* Supplied data *
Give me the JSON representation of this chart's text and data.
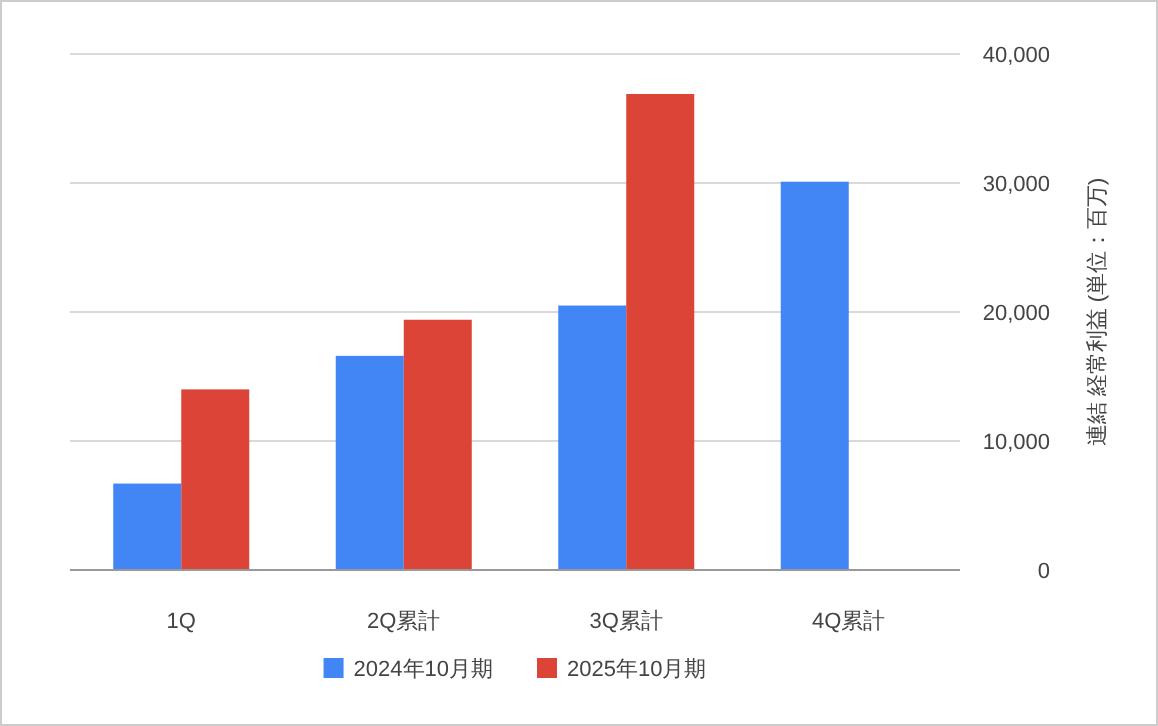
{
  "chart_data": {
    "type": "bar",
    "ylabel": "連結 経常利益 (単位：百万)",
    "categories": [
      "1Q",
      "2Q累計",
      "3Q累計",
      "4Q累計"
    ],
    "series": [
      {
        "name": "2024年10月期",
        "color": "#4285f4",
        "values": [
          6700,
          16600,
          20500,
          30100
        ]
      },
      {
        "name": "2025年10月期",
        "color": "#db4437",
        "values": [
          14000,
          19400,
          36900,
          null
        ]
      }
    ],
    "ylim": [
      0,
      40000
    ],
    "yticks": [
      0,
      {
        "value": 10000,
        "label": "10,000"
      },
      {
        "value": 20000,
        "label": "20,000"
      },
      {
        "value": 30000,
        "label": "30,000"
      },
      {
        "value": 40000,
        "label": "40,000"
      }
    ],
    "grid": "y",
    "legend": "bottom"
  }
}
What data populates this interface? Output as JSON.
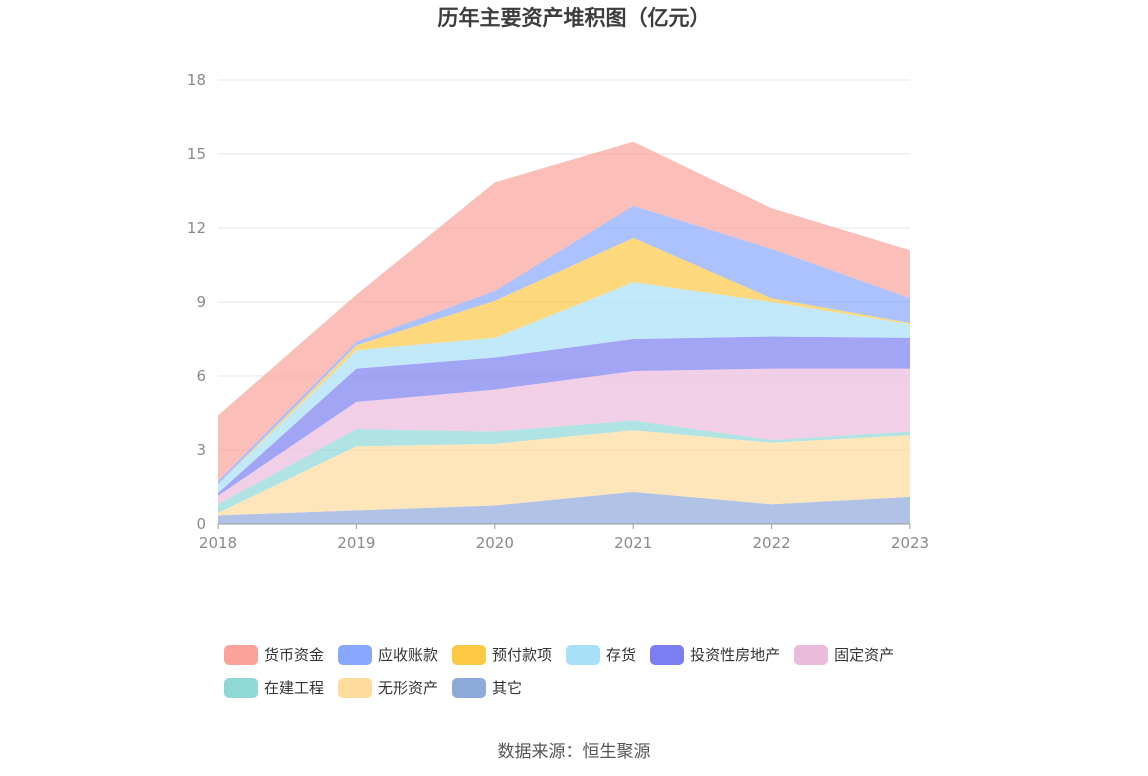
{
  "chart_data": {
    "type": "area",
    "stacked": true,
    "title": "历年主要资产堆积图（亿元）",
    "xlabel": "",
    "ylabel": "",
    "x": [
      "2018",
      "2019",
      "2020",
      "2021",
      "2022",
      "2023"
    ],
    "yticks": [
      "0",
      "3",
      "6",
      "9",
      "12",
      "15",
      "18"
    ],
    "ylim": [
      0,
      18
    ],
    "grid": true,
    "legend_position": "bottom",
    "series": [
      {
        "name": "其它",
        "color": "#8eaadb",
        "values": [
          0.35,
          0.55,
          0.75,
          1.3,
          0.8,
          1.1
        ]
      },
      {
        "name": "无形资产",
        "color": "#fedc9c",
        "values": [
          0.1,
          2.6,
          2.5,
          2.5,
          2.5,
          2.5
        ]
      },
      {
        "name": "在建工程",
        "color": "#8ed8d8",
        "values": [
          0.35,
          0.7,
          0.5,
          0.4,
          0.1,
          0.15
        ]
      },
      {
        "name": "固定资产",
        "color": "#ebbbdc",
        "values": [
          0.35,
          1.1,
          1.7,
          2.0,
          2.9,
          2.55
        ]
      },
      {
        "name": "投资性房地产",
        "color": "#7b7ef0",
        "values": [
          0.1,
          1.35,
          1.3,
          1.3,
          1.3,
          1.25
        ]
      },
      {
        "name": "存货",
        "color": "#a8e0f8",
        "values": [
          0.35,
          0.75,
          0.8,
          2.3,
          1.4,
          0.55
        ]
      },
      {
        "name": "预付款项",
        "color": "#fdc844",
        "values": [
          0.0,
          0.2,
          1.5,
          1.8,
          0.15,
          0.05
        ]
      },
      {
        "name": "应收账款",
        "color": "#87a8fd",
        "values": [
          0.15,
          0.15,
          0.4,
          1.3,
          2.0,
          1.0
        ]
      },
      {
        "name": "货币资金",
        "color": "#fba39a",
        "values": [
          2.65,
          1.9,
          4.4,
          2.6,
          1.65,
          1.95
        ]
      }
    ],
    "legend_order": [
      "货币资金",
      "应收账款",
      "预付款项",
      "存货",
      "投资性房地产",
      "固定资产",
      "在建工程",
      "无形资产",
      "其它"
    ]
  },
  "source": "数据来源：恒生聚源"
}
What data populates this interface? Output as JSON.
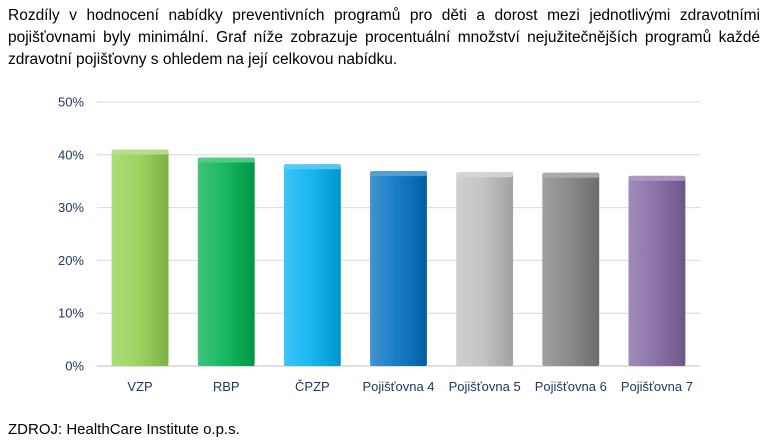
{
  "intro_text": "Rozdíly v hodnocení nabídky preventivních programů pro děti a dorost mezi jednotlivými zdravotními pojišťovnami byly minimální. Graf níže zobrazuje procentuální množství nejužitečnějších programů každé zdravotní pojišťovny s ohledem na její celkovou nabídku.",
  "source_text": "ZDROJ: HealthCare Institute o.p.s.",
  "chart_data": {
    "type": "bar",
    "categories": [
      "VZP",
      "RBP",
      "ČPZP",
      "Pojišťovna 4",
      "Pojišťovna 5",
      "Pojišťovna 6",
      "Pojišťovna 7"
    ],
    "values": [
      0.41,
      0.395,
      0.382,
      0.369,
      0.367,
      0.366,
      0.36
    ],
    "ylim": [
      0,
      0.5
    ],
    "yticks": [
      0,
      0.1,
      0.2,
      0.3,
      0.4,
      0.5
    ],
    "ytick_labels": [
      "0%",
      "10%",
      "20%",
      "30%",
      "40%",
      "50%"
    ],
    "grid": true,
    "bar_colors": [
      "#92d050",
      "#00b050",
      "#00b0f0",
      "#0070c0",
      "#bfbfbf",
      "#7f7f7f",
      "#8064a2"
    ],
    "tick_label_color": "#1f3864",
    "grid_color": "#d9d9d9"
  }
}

* Exercise objective *
Quote the records in full and exactly; skip any image.

* The output *
Give me the JSON representation of this chart's text and data.
{
  "chart_data": {
    "type": "bar",
    "ylabel": "連結 経常利益 (単位：百万)",
    "categories": [
      "1Q",
      "2Q累計",
      "3Q累計",
      "4Q累計"
    ],
    "series": [
      {
        "name": "2024年10月期",
        "color": "#4285f4",
        "values": [
          6700,
          16600,
          20500,
          30100
        ]
      },
      {
        "name": "2025年10月期",
        "color": "#db4437",
        "values": [
          14000,
          19400,
          36900,
          null
        ]
      }
    ],
    "ylim": [
      0,
      40000
    ],
    "yticks": [
      0,
      {
        "value": 10000,
        "label": "10,000"
      },
      {
        "value": 20000,
        "label": "20,000"
      },
      {
        "value": 30000,
        "label": "30,000"
      },
      {
        "value": 40000,
        "label": "40,000"
      }
    ],
    "grid": "y",
    "legend": "bottom"
  }
}
What data populates this interface? Output as JSON.
{
  "chart_data": {
    "type": "area",
    "stacked": true,
    "title": "历年主要资产堆积图（亿元）",
    "xlabel": "",
    "ylabel": "",
    "x": [
      "2018",
      "2019",
      "2020",
      "2021",
      "2022",
      "2023"
    ],
    "yticks": [
      "0",
      "3",
      "6",
      "9",
      "12",
      "15",
      "18"
    ],
    "ylim": [
      0,
      18
    ],
    "grid": true,
    "legend_position": "bottom",
    "series": [
      {
        "name": "其它",
        "color": "#8eaadb",
        "values": [
          0.35,
          0.55,
          0.75,
          1.3,
          0.8,
          1.1
        ]
      },
      {
        "name": "无形资产",
        "color": "#fedc9c",
        "values": [
          0.1,
          2.6,
          2.5,
          2.5,
          2.5,
          2.5
        ]
      },
      {
        "name": "在建工程",
        "color": "#8ed8d8",
        "values": [
          0.35,
          0.7,
          0.5,
          0.4,
          0.1,
          0.15
        ]
      },
      {
        "name": "固定资产",
        "color": "#ebbbdc",
        "values": [
          0.35,
          1.1,
          1.7,
          2.0,
          2.9,
          2.55
        ]
      },
      {
        "name": "投资性房地产",
        "color": "#7b7ef0",
        "values": [
          0.1,
          1.35,
          1.3,
          1.3,
          1.3,
          1.25
        ]
      },
      {
        "name": "存货",
        "color": "#a8e0f8",
        "values": [
          0.35,
          0.75,
          0.8,
          2.3,
          1.4,
          0.55
        ]
      },
      {
        "name": "预付款项",
        "color": "#fdc844",
        "values": [
          0.0,
          0.2,
          1.5,
          1.8,
          0.15,
          0.05
        ]
      },
      {
        "name": "应收账款",
        "color": "#87a8fd",
        "values": [
          0.15,
          0.15,
          0.4,
          1.3,
          2.0,
          1.0
        ]
      },
      {
        "name": "货币资金",
        "color": "#fba39a",
        "values": [
          2.65,
          1.9,
          4.4,
          2.6,
          1.65,
          1.95
        ]
      }
    ],
    "legend_order": [
      "货币资金",
      "应收账款",
      "预付款项",
      "存货",
      "投资性房地产",
      "固定资产",
      "在建工程",
      "无形资产",
      "其它"
    ]
  },
  "source": "数据来源：恒生聚源"
}
What data populates this interface? Output as JSON.
{
  "intro_text": "Rozdíly v hodnocení nabídky preventivních programů pro děti a dorost mezi jednotlivými zdravotními pojišťovnami byly minimální. Graf níže zobrazuje procentuální množství nejužitečnějších programů každé zdravotní pojišťovny s ohledem na její celkovou nabídku.",
  "source_text": "ZDROJ: HealthCare Institute o.p.s.",
  "chart_data": {
    "type": "bar",
    "categories": [
      "VZP",
      "RBP",
      "ČPZP",
      "Pojišťovna 4",
      "Pojišťovna 5",
      "Pojišťovna 6",
      "Pojišťovna 7"
    ],
    "values": [
      0.41,
      0.395,
      0.382,
      0.369,
      0.367,
      0.366,
      0.36
    ],
    "ylim": [
      0,
      0.5
    ],
    "yticks": [
      0,
      0.1,
      0.2,
      0.3,
      0.4,
      0.5
    ],
    "ytick_labels": [
      "0%",
      "10%",
      "20%",
      "30%",
      "40%",
      "50%"
    ],
    "grid": true,
    "bar_colors": [
      "#92d050",
      "#00b050",
      "#00b0f0",
      "#0070c0",
      "#bfbfbf",
      "#7f7f7f",
      "#8064a2"
    ],
    "tick_label_color": "#1f3864",
    "grid_color": "#d9d9d9"
  }
}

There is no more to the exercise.